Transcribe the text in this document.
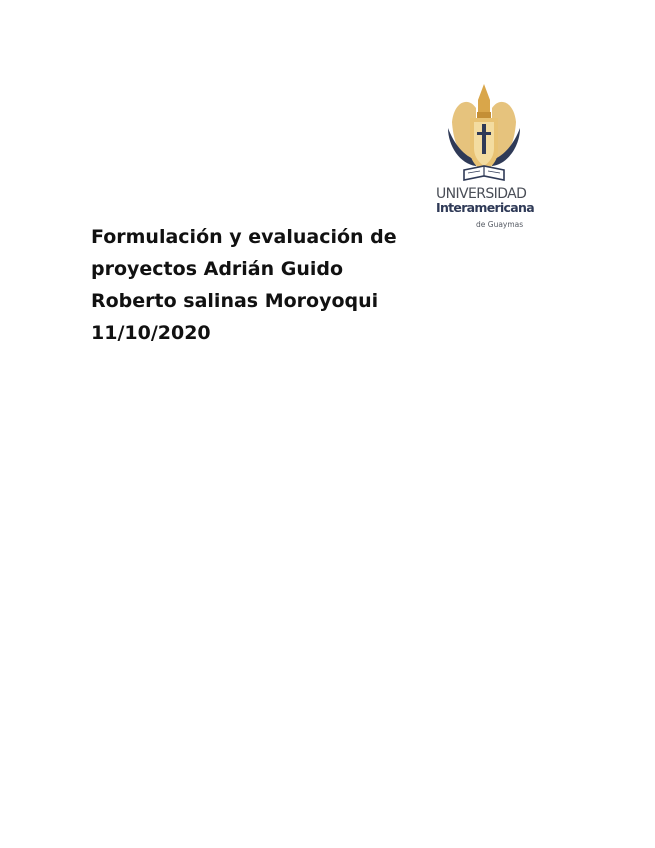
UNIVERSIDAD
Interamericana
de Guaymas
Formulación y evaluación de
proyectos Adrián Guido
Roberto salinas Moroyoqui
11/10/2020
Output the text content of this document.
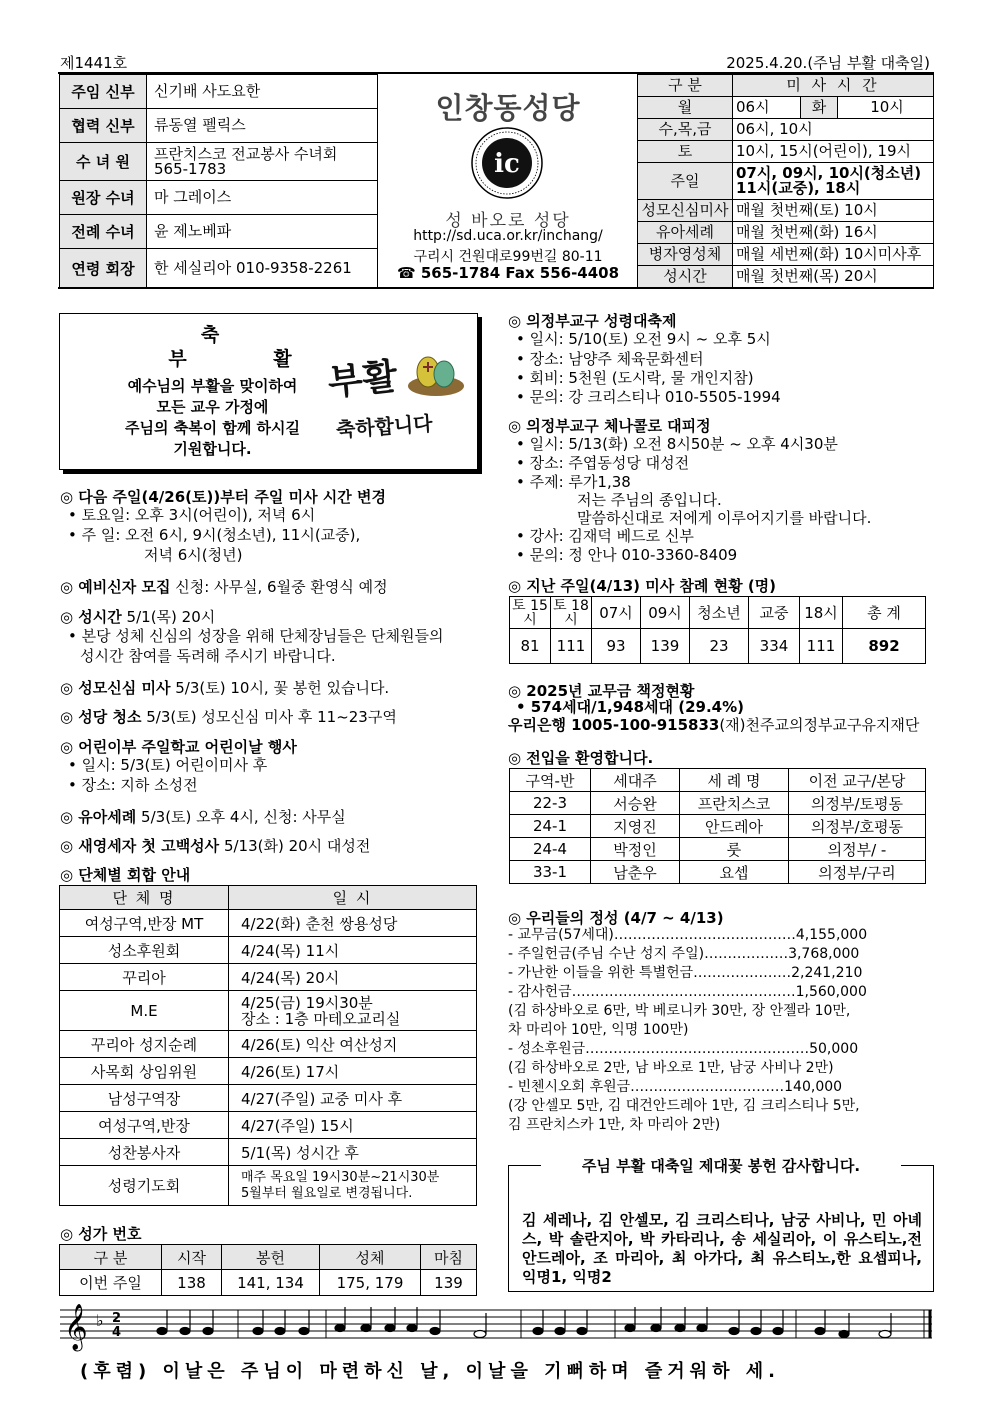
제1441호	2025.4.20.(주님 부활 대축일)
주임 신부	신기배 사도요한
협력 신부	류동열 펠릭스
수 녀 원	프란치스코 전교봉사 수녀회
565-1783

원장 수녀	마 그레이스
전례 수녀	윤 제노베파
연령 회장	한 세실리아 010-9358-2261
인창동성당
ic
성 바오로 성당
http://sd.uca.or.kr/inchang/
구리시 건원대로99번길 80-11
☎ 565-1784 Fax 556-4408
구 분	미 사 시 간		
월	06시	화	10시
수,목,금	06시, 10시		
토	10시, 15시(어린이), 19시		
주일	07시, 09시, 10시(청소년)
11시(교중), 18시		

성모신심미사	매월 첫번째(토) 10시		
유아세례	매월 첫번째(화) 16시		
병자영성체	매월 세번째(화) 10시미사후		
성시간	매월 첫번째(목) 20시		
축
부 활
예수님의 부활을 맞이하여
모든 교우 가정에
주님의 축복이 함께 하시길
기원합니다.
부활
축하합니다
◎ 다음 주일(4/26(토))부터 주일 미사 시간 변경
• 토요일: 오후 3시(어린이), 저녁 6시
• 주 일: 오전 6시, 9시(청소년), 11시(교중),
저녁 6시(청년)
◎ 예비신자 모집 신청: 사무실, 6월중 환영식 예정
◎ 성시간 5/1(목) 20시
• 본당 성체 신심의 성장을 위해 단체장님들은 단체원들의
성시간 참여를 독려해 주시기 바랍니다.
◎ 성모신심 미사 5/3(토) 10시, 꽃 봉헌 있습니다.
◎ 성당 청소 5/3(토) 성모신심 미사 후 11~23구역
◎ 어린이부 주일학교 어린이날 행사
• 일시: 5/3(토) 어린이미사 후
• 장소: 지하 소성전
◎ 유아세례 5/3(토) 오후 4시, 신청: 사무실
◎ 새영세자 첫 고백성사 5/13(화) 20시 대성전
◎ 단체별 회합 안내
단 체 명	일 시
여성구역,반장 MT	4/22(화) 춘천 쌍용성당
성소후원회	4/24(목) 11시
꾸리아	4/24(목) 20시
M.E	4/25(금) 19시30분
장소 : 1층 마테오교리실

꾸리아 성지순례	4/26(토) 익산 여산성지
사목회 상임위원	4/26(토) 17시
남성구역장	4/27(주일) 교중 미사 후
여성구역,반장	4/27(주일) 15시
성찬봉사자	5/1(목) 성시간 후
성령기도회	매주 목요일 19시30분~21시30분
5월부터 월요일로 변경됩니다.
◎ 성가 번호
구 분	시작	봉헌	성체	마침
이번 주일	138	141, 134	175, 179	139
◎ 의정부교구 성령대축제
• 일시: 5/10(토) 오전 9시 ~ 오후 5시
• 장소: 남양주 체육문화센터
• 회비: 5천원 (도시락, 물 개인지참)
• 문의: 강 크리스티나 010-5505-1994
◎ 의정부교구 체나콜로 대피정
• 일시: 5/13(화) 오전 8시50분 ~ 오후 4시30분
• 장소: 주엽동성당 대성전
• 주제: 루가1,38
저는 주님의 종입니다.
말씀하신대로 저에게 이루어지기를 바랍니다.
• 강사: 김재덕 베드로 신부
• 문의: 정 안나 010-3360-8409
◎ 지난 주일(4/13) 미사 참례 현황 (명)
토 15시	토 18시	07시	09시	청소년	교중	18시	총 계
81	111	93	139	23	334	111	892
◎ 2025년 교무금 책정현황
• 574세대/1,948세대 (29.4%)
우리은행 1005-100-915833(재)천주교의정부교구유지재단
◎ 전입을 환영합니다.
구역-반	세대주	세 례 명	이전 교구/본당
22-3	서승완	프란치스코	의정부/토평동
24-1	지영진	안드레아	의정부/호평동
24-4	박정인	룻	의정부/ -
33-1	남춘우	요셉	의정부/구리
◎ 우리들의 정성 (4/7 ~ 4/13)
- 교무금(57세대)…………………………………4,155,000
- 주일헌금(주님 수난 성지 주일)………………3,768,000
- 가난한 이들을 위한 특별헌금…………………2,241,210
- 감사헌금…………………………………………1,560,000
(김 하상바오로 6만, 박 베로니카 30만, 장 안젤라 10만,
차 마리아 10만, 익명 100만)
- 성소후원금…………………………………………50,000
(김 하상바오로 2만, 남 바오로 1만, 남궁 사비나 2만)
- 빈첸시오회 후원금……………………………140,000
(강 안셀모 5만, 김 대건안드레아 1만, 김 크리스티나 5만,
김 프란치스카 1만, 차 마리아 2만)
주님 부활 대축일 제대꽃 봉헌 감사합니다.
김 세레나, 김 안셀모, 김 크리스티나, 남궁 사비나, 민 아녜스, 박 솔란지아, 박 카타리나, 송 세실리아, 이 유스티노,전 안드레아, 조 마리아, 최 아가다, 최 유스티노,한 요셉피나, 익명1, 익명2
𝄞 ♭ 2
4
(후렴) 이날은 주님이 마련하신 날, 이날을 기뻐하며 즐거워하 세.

+--

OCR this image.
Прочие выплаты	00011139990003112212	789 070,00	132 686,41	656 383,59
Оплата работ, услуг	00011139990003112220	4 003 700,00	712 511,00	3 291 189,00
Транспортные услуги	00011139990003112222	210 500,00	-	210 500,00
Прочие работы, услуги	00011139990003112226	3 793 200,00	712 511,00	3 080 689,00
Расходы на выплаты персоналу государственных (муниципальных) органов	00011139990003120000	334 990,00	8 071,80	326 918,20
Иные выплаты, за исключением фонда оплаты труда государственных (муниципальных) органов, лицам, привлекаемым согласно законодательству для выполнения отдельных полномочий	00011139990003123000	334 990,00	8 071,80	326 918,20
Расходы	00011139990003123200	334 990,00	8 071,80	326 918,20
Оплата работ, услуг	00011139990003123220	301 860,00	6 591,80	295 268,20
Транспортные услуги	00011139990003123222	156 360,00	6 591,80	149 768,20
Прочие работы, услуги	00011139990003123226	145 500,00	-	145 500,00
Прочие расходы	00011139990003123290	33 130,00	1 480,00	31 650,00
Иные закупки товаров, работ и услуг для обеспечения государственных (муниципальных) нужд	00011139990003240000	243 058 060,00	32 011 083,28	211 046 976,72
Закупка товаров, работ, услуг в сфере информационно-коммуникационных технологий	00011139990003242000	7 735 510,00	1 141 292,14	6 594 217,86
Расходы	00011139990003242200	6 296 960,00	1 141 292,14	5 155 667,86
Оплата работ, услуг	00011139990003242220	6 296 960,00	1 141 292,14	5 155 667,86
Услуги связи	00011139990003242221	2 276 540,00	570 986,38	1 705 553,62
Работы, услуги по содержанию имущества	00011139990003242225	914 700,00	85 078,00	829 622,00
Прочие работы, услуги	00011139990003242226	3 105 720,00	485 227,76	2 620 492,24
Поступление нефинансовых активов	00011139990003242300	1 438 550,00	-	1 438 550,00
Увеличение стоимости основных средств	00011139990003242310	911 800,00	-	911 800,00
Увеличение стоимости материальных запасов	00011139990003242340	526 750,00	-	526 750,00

+--

■ **Exercise prompt**: Look through the material above and pick out each line holding the word "프란치스코".

■ **Answer to the exercise**:
수 녀 원	프란치스코 전교봉사 수녀회
22-3	서승완	프란치스코	의정부/토평동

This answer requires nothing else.